=== EXERCISE ===
Copy every entry exactly as it stands, though any image it holds should stay out of the copy.

=== RECORDED INFORMATION ===
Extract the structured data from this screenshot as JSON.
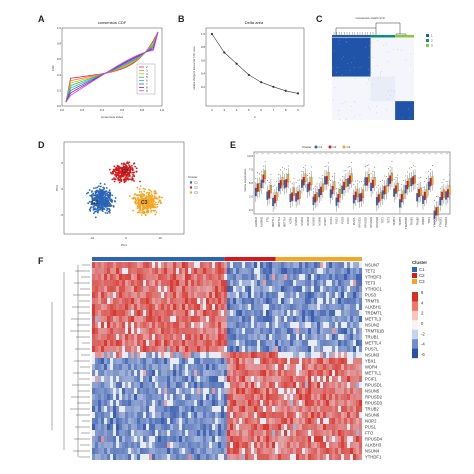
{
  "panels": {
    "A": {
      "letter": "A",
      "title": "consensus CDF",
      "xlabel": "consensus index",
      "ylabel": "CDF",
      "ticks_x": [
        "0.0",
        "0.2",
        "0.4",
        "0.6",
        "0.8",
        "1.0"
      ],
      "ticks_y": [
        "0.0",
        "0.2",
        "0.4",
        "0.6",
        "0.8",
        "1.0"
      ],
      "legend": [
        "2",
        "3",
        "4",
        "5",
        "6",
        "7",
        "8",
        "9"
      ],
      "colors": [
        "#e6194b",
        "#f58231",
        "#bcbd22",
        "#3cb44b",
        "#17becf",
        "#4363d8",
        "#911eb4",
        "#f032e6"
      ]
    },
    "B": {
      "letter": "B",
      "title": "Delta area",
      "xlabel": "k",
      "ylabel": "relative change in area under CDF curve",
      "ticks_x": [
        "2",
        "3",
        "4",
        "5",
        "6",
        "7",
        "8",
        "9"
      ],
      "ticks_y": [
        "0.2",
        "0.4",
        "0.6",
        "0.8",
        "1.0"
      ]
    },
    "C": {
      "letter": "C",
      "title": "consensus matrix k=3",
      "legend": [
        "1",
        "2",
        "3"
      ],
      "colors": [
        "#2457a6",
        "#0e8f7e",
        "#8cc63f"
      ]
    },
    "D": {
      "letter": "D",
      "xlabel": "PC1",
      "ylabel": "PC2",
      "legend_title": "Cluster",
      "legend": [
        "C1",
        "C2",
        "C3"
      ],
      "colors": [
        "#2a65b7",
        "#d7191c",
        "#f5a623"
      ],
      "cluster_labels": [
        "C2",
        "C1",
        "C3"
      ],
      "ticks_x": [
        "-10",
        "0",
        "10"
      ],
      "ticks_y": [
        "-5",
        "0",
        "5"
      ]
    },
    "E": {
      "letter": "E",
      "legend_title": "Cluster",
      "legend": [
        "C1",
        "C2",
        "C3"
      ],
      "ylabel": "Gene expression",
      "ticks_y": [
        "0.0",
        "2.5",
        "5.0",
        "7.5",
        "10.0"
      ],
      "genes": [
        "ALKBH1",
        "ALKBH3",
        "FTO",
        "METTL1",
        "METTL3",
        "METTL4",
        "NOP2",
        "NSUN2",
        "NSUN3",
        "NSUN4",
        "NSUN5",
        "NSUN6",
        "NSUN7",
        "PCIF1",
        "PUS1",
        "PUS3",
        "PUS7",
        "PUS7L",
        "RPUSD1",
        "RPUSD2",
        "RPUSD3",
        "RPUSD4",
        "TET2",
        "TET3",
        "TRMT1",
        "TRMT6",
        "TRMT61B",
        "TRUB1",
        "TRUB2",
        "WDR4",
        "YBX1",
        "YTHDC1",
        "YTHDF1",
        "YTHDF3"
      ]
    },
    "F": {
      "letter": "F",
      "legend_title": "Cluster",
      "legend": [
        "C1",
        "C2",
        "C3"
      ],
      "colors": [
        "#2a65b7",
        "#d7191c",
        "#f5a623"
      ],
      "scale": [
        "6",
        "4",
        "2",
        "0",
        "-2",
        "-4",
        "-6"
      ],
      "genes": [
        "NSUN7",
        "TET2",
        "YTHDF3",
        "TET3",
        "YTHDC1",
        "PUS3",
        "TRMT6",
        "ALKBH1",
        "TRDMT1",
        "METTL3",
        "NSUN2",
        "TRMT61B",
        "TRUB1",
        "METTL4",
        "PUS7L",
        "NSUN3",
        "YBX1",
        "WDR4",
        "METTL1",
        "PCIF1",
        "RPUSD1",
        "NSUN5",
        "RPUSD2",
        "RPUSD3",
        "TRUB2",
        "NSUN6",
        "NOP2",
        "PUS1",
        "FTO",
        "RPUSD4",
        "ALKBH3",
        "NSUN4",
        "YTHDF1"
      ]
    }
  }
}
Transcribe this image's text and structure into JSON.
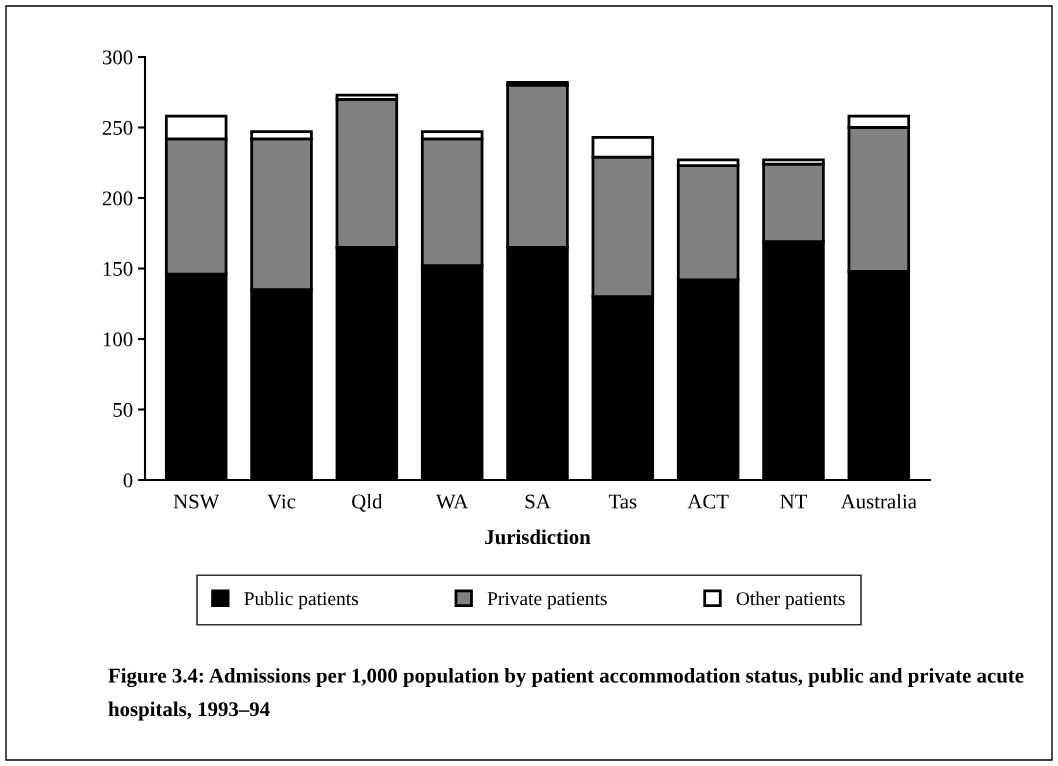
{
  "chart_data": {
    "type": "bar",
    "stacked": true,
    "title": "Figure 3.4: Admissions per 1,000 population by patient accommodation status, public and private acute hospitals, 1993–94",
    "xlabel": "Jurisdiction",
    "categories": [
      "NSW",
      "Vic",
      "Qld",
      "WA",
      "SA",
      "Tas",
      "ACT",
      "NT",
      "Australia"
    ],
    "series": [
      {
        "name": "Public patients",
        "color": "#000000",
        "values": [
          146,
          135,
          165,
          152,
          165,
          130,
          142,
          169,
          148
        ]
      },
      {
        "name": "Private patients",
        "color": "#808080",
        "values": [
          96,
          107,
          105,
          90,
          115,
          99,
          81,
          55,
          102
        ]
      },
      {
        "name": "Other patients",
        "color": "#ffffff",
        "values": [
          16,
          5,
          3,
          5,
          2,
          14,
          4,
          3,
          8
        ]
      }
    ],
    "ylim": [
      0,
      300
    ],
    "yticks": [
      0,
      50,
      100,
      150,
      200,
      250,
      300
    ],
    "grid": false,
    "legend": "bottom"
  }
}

=== OUTPUT FOR THIS EXERCISE ===
Extract the structured data from this screenshot as JSON.
{
  "panels": {
    "A": {
      "letter": "A",
      "title": "consensus CDF",
      "xlabel": "consensus index",
      "ylabel": "CDF",
      "ticks_x": [
        "0.0",
        "0.2",
        "0.4",
        "0.6",
        "0.8",
        "1.0"
      ],
      "ticks_y": [
        "0.0",
        "0.2",
        "0.4",
        "0.6",
        "0.8",
        "1.0"
      ],
      "legend": [
        "2",
        "3",
        "4",
        "5",
        "6",
        "7",
        "8",
        "9"
      ],
      "colors": [
        "#e6194b",
        "#f58231",
        "#bcbd22",
        "#3cb44b",
        "#17becf",
        "#4363d8",
        "#911eb4",
        "#f032e6"
      ]
    },
    "B": {
      "letter": "B",
      "title": "Delta area",
      "xlabel": "k",
      "ylabel": "relative change in area under CDF curve",
      "ticks_x": [
        "2",
        "3",
        "4",
        "5",
        "6",
        "7",
        "8",
        "9"
      ],
      "ticks_y": [
        "0.2",
        "0.4",
        "0.6",
        "0.8",
        "1.0"
      ]
    },
    "C": {
      "letter": "C",
      "title": "consensus matrix k=3",
      "legend": [
        "1",
        "2",
        "3"
      ],
      "colors": [
        "#2457a6",
        "#0e8f7e",
        "#8cc63f"
      ]
    },
    "D": {
      "letter": "D",
      "xlabel": "PC1",
      "ylabel": "PC2",
      "legend_title": "Cluster",
      "legend": [
        "C1",
        "C2",
        "C3"
      ],
      "colors": [
        "#2a65b7",
        "#d7191c",
        "#f5a623"
      ],
      "cluster_labels": [
        "C2",
        "C1",
        "C3"
      ],
      "ticks_x": [
        "-10",
        "0",
        "10"
      ],
      "ticks_y": [
        "-5",
        "0",
        "5"
      ]
    },
    "E": {
      "letter": "E",
      "legend_title": "Cluster",
      "legend": [
        "C1",
        "C2",
        "C3"
      ],
      "ylabel": "Gene expression",
      "ticks_y": [
        "0.0",
        "2.5",
        "5.0",
        "7.5",
        "10.0"
      ],
      "genes": [
        "ALKBH1",
        "ALKBH3",
        "FTO",
        "METTL1",
        "METTL3",
        "METTL4",
        "NOP2",
        "NSUN2",
        "NSUN3",
        "NSUN4",
        "NSUN5",
        "NSUN6",
        "NSUN7",
        "PCIF1",
        "PUS1",
        "PUS3",
        "PUS7",
        "PUS7L",
        "RPUSD1",
        "RPUSD2",
        "RPUSD3",
        "RPUSD4",
        "TET2",
        "TET3",
        "TRMT1",
        "TRMT6",
        "TRMT61B",
        "TRUB1",
        "TRUB2",
        "WDR4",
        "YBX1",
        "YTHDC1",
        "YTHDF1",
        "YTHDF3"
      ]
    },
    "F": {
      "letter": "F",
      "legend_title": "Cluster",
      "legend": [
        "C1",
        "C2",
        "C3"
      ],
      "colors": [
        "#2a65b7",
        "#d7191c",
        "#f5a623"
      ],
      "scale": [
        "6",
        "4",
        "2",
        "0",
        "-2",
        "-4",
        "-6"
      ],
      "genes": [
        "NSUN7",
        "TET2",
        "YTHDF3",
        "TET3",
        "YTHDC1",
        "PUS3",
        "TRMT6",
        "ALKBH1",
        "TRDMT1",
        "METTL3",
        "NSUN2",
        "TRMT61B",
        "TRUB1",
        "METTL4",
        "PUS7L",
        "NSUN3",
        "YBX1",
        "WDR4",
        "METTL1",
        "PCIF1",
        "RPUSD1",
        "NSUN5",
        "RPUSD2",
        "RPUSD3",
        "TRUB2",
        "NSUN6",
        "NOP2",
        "PUS1",
        "FTO",
        "RPUSD4",
        "ALKBH3",
        "NSUN4",
        "YTHDF1"
      ]
    }
  }
}
Transcribe this image's text and structure into JSON.
{
  "chart_data": {
    "type": "bar",
    "stacked": true,
    "title": "Figure 3.4: Admissions per 1,000 population by patient accommodation status, public and private acute hospitals, 1993–94",
    "xlabel": "Jurisdiction",
    "categories": [
      "NSW",
      "Vic",
      "Qld",
      "WA",
      "SA",
      "Tas",
      "ACT",
      "NT",
      "Australia"
    ],
    "series": [
      {
        "name": "Public patients",
        "color": "#000000",
        "values": [
          146,
          135,
          165,
          152,
          165,
          130,
          142,
          169,
          148
        ]
      },
      {
        "name": "Private patients",
        "color": "#808080",
        "values": [
          96,
          107,
          105,
          90,
          115,
          99,
          81,
          55,
          102
        ]
      },
      {
        "name": "Other patients",
        "color": "#ffffff",
        "values": [
          16,
          5,
          3,
          5,
          2,
          14,
          4,
          3,
          8
        ]
      }
    ],
    "ylim": [
      0,
      300
    ],
    "yticks": [
      0,
      50,
      100,
      150,
      200,
      250,
      300
    ],
    "grid": false,
    "legend": "bottom"
  }
}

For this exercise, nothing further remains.